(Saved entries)
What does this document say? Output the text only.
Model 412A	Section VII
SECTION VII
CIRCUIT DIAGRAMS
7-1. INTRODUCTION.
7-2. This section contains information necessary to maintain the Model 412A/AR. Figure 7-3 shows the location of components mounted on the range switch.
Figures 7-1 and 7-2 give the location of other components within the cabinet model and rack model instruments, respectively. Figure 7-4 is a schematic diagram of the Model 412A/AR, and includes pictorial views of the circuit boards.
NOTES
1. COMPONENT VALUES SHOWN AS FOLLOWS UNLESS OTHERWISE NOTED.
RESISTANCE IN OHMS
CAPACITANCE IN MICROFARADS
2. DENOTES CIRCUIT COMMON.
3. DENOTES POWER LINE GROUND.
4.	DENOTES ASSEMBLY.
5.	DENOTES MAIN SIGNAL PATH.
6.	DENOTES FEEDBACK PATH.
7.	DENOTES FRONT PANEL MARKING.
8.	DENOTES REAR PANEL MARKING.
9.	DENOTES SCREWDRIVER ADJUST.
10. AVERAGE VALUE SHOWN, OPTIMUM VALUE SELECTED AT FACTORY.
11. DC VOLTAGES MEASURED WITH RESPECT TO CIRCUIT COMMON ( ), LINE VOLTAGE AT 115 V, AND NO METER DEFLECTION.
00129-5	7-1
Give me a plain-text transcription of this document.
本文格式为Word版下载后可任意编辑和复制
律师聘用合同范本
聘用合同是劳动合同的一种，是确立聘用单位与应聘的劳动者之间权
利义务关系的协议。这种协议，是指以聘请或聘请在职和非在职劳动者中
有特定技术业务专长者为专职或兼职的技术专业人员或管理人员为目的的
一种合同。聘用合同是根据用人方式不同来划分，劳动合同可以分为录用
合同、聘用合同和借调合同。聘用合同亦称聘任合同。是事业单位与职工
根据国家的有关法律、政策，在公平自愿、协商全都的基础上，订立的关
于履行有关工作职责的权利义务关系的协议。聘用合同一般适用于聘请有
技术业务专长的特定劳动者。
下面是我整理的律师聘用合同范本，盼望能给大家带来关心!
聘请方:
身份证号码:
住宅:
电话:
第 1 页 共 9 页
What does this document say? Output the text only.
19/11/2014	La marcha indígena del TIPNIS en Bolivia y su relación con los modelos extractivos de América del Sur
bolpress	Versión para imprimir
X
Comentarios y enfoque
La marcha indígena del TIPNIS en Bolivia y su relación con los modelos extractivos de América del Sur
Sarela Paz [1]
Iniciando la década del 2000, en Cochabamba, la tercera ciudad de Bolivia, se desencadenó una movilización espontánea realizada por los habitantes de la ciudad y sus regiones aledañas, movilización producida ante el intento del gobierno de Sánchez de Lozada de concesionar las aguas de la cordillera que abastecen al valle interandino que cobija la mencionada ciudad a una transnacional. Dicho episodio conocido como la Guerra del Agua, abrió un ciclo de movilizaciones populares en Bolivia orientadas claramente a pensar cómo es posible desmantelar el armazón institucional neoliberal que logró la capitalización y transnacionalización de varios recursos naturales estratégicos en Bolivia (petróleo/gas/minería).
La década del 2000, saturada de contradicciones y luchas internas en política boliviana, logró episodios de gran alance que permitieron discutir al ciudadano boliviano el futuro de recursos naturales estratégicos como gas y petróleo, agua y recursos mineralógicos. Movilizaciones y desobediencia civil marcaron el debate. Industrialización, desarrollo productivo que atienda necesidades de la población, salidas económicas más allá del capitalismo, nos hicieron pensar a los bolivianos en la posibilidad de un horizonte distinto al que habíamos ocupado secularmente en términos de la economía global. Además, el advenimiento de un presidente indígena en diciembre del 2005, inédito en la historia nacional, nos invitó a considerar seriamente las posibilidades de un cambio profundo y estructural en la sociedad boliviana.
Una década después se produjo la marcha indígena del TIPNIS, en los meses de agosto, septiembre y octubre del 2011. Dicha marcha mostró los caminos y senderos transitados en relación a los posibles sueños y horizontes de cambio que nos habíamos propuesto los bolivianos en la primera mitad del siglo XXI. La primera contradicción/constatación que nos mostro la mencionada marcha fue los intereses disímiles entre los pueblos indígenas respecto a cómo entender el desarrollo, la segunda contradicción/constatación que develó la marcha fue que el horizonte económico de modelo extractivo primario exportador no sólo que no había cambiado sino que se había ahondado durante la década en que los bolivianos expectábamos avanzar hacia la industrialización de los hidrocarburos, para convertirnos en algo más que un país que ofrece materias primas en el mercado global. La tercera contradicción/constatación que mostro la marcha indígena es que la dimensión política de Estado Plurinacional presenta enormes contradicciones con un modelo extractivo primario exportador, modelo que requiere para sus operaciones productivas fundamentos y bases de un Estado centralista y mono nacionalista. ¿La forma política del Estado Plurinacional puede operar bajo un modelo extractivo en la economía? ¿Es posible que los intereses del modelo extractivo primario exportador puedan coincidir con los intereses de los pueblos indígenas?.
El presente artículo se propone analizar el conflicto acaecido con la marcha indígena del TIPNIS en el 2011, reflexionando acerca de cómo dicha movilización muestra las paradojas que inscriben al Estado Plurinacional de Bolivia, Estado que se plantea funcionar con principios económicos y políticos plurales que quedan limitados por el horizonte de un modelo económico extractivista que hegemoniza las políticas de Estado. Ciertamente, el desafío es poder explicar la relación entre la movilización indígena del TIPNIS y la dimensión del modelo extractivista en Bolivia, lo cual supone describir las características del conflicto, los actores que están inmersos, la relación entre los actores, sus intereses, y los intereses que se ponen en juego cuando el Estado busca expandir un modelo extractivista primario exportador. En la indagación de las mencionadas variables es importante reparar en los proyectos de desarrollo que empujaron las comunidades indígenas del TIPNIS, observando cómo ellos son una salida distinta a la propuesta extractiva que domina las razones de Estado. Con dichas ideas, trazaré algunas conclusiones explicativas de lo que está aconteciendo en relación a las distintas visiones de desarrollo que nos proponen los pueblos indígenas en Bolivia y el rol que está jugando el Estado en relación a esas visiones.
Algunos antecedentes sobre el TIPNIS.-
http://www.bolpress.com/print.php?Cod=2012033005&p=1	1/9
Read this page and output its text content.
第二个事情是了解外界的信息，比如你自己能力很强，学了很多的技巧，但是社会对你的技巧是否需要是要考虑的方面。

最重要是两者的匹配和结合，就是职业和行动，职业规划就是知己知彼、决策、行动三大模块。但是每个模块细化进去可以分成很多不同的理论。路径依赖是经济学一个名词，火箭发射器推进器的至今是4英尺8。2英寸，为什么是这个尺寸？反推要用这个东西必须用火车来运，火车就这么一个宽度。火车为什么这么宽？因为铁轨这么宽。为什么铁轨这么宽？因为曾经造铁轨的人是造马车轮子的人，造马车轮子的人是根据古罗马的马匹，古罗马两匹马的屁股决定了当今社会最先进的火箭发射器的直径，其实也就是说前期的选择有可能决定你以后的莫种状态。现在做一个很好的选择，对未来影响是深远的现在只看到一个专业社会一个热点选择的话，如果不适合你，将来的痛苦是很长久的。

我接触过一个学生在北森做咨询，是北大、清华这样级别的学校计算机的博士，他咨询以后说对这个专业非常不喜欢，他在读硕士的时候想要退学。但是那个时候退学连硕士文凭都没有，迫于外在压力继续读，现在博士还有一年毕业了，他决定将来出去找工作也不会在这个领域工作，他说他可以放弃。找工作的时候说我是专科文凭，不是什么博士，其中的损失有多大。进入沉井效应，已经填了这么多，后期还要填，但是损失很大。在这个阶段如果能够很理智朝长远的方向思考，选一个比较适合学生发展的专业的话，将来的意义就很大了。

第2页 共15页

• _WORK TO BE COMPLETED_
Please repeat the listing above in full and exactly.

• _SOLUTION TO THIS PROBLEM_
What does this document say? Output the text only.
Model 412A	Section VII
SECTION VII
CIRCUIT DIAGRAMS
7-1. INTRODUCTION.
7-2. This section contains information necessary to maintain the Model 412A/AR. Figure 7-3 shows the location of components mounted on the range switch.
Figures 7-1 and 7-2 give the location of other components within the cabinet model and rack model instruments, respectively. Figure 7-4 is a schematic diagram of the Model 412A/AR, and includes pictorial views of the circuit boards.
NOTES
1. COMPONENT VALUES SHOWN AS FOLLOWS UNLESS OTHERWISE NOTED.
RESISTANCE IN OHMS
CAPACITANCE IN MICROFARADS
2. DENOTES CIRCUIT COMMON.
3. DENOTES POWER LINE GROUND.
4.	DENOTES ASSEMBLY.
5.	DENOTES MAIN SIGNAL PATH.
6.	DENOTES FEEDBACK PATH.
7.	DENOTES FRONT PANEL MARKING.
8.	DENOTES REAR PANEL MARKING.
9.	DENOTES SCREWDRIVER ADJUST.
10. AVERAGE VALUE SHOWN, OPTIMUM VALUE SELECTED AT FACTORY.
11. DC VOLTAGES MEASURED WITH RESPECT TO CIRCUIT COMMON ( ), LINE VOLTAGE AT 115 V, AND NO METER DEFLECTION.
00129-5	7-1
Give me a plain-text transcription of this document.
本文格式为Word版下载后可任意编辑和复制
律师聘用合同范本
聘用合同是劳动合同的一种，是确立聘用单位与应聘的劳动者之间权
利义务关系的协议。这种协议，是指以聘请或聘请在职和非在职劳动者中
有特定技术业务专长者为专职或兼职的技术专业人员或管理人员为目的的
一种合同。聘用合同是根据用人方式不同来划分，劳动合同可以分为录用
合同、聘用合同和借调合同。聘用合同亦称聘任合同。是事业单位与职工
根据国家的有关法律、政策，在公平自愿、协商全都的基础上，订立的关
于履行有关工作职责的权利义务关系的协议。聘用合同一般适用于聘请有
技术业务专长的特定劳动者。
下面是我整理的律师聘用合同范本，盼望能给大家带来关心!
聘请方:
身份证号码:
住宅:
电话:
第 1 页 共 9 页
What does this document say? Output the text only.
19/11/2014	La marcha indígena del TIPNIS en Bolivia y su relación con los modelos extractivos de América del Sur
bolpress	Versión para imprimir
X
Comentarios y enfoque
La marcha indígena del TIPNIS en Bolivia y su relación con los modelos extractivos de América del Sur
Sarela Paz [1]
Iniciando la década del 2000, en Cochabamba, la tercera ciudad de Bolivia, se desencadenó una movilización espontánea realizada por los habitantes de la ciudad y sus regiones aledañas, movilización producida ante el intento del gobierno de Sánchez de Lozada de concesionar las aguas de la cordillera que abastecen al valle interandino que cobija la mencionada ciudad a una transnacional. Dicho episodio conocido como la Guerra del Agua, abrió un ciclo de movilizaciones populares en Bolivia orientadas claramente a pensar cómo es posible desmantelar el armazón institucional neoliberal que logró la capitalización y transnacionalización de varios recursos naturales estratégicos en Bolivia (petróleo/gas/minería).
La década del 2000, saturada de contradicciones y luchas internas en política boliviana, logró episodios de gran alance que permitieron discutir al ciudadano boliviano el futuro de recursos naturales estratégicos como gas y petróleo, agua y recursos mineralógicos. Movilizaciones y desobediencia civil marcaron el debate. Industrialización, desarrollo productivo que atienda necesidades de la población, salidas económicas más allá del capitalismo, nos hicieron pensar a los bolivianos en la posibilidad de un horizonte distinto al que habíamos ocupado secularmente en términos de la economía global. Además, el advenimiento de un presidente indígena en diciembre del 2005, inédito en la historia nacional, nos invitó a considerar seriamente las posibilidades de un cambio profundo y estructural en la sociedad boliviana.
Una década después se produjo la marcha indígena del TIPNIS, en los meses de agosto, septiembre y octubre del 2011. Dicha marcha mostró los caminos y senderos transitados en relación a los posibles sueños y horizontes de cambio que nos habíamos propuesto los bolivianos en la primera mitad del siglo XXI. La primera contradicción/constatación que nos mostro la mencionada marcha fue los intereses disímiles entre los pueblos indígenas respecto a cómo entender el desarrollo, la segunda contradicción/constatación que develó la marcha fue que el horizonte económico de modelo extractivo primario exportador no sólo que no había cambiado sino que se había ahondado durante la década en que los bolivianos expectábamos avanzar hacia la industrialización de los hidrocarburos, para convertirnos en algo más que un país que ofrece materias primas en el mercado global. La tercera contradicción/constatación que mostro la marcha indígena es que la dimensión política de Estado Plurinacional presenta enormes contradicciones con un modelo extractivo primario exportador, modelo que requiere para sus operaciones productivas fundamentos y bases de un Estado centralista y mono nacionalista. ¿La forma política del Estado Plurinacional puede operar bajo un modelo extractivo en la economía? ¿Es posible que los intereses del modelo extractivo primario exportador puedan coincidir con los intereses de los pueblos indígenas?.
El presente artículo se propone analizar el conflicto acaecido con la marcha indígena del TIPNIS en el 2011, reflexionando acerca de cómo dicha movilización muestra las paradojas que inscriben al Estado Plurinacional de Bolivia, Estado que se plantea funcionar con principios económicos y políticos plurales que quedan limitados por el horizonte de un modelo económico extractivista que hegemoniza las políticas de Estado. Ciertamente, el desafío es poder explicar la relación entre la movilización indígena del TIPNIS y la dimensión del modelo extractivista en Bolivia, lo cual supone describir las características del conflicto, los actores que están inmersos, la relación entre los actores, sus intereses, y los intereses que se ponen en juego cuando el Estado busca expandir un modelo extractivista primario exportador. En la indagación de las mencionadas variables es importante reparar en los proyectos de desarrollo que empujaron las comunidades indígenas del TIPNIS, observando cómo ellos son una salida distinta a la propuesta extractiva que domina las razones de Estado. Con dichas ideas, trazaré algunas conclusiones explicativas de lo que está aconteciendo en relación a las distintas visiones de desarrollo que nos proponen los pueblos indígenas en Bolivia y el rol que está jugando el Estado en relación a esas visiones.
Algunos antecedentes sobre el TIPNIS.-
http://www.bolpress.com/print.php?Cod=2012033005&p=1	1/9
Read this page and output its text content.
第二个事情是了解外界的信息，比如你自己能力很强，学了很多的技巧，但是社会对你的技巧是否需要是要考虑的方面。

最重要是两者的匹配和结合，就是职业和行动，职业规划就是知己知彼、决策、行动三大模块。但是每个模块细化进去可以分成很多不同的理论。路径依赖是经济学一个名词，火箭发射器推进器的至今是4英尺8。2英寸，为什么是这个尺寸？反推要用这个东西必须用火车来运，火车就这么一个宽度。火车为什么这么宽？因为铁轨这么宽。为什么铁轨这么宽？因为曾经造铁轨的人是造马车轮子的人，造马车轮子的人是根据古罗马的马匹，古罗马两匹马的屁股决定了当今社会最先进的火箭发射器的直径，其实也就是说前期的选择有可能决定你以后的莫种状态。现在做一个很好的选择，对未来影响是深远的现在只看到一个专业社会一个热点选择的话，如果不适合你，将来的痛苦是很长久的。

我接触过一个学生在北森做咨询，是北大、清华这样级别的学校计算机的博士，他咨询以后说对这个专业非常不喜欢，他在读硕士的时候想要退学。但是那个时候退学连硕士文凭都没有，迫于外在压力继续读，现在博士还有一年毕业了，他决定将来出去找工作也不会在这个领域工作，他说他可以放弃。找工作的时候说我是专科文凭，不是什么博士，其中的损失有多大。进入沉井效应，已经填了这么多，后期还要填，但是损失很大。在这个阶段如果能够很理智朝长远的方向思考，选一个比较适合学生发展的专业的话，将来的意义就很大了。

第2页 共15页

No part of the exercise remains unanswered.